| Short problem |
Every line that holds "will" should be shown.

| Available data |
####################

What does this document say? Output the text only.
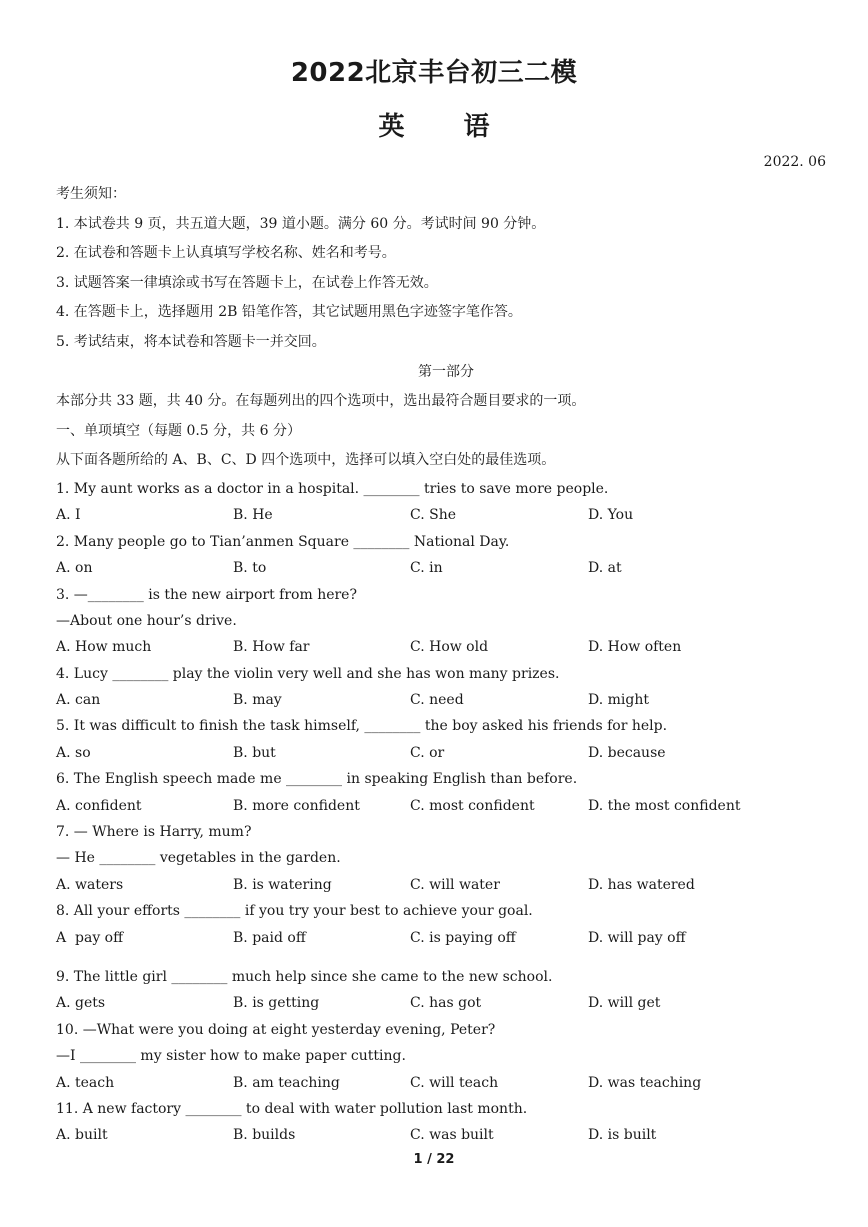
2022北京丰台初三二模
英 语
2022. 06
考生须知：
1. 本试卷共 9 页，共五道大题，39 道小题。满分 60 分。考试时间 90 分钟。
2. 在试卷和答题卡上认真填写学校名称、姓名和考号。
3. 试题答案一律填涂或书写在答题卡上，在试卷上作答无效。
4. 在答题卡上，选择题用 2B 铅笔作答，其它试题用黑色字迹签字笔作答。
5. 考试结束，将本试卷和答题卡一并交回。
第一部分
本部分共 33 题，共 40 分。在每题列出的四个选项中，选出最符合题目要求的一项。
一、单项填空（每题 0.5 分，共 6 分）
从下面各题所给的 A、B、C、D 四个选项中，选择可以填入空白处的最佳选项。
1. My aunt works as a doctor in a hospital. ________ tries to save more people.
A. I	B. He	C. She	D. You
2. Many people go to Tian’anmen Square ________ National Day.
A. on	B. to	C. in	D. at
3. —________ is the new airport from here?
—About one hour’s drive.
A. How much	B. How far	C. How old	D. How often
4. Lucy ________ play the violin very well and she has won many prizes.
A. can	B. may	C. need	D. might
5. It was difficult to finish the task himself, ________ the boy asked his friends for help.
A. so	B. but	C. or	D. because
6. The English speech made me ________ in speaking English than before.
A. confident	B. more confident	C. most confident	D. the most confident
7. — Where is Harry, mum?
— He ________ vegetables in the garden.
A. waters	B. is watering	C. will water	D. has watered
8. All your efforts ________ if you try your best to achieve your goal.
A  pay off	B. paid off	C. is paying off	D. will pay off
9. The little girl ________ much help since she came to the new school.
A. gets	B. is getting	C. has got	D. will get
10. —What were you doing at eight yesterday evening, Peter?
—I ________ my sister how to make paper cutting.
A. teach	B. am teaching	C. will teach	D. was teaching
11. A new factory ________ to deal with water pollution last month.
A. built	B. builds	C. was built	D. is built
1 / 22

####################

| Response to the task |
A. waters	B. is watering	C. will water	D. has watered
A  pay off	B. paid off	C. is paying off	D. will pay off
A. gets	B. is getting	C. has got	D. will get
A. teach	B. am teaching	C. will teach	D. was teaching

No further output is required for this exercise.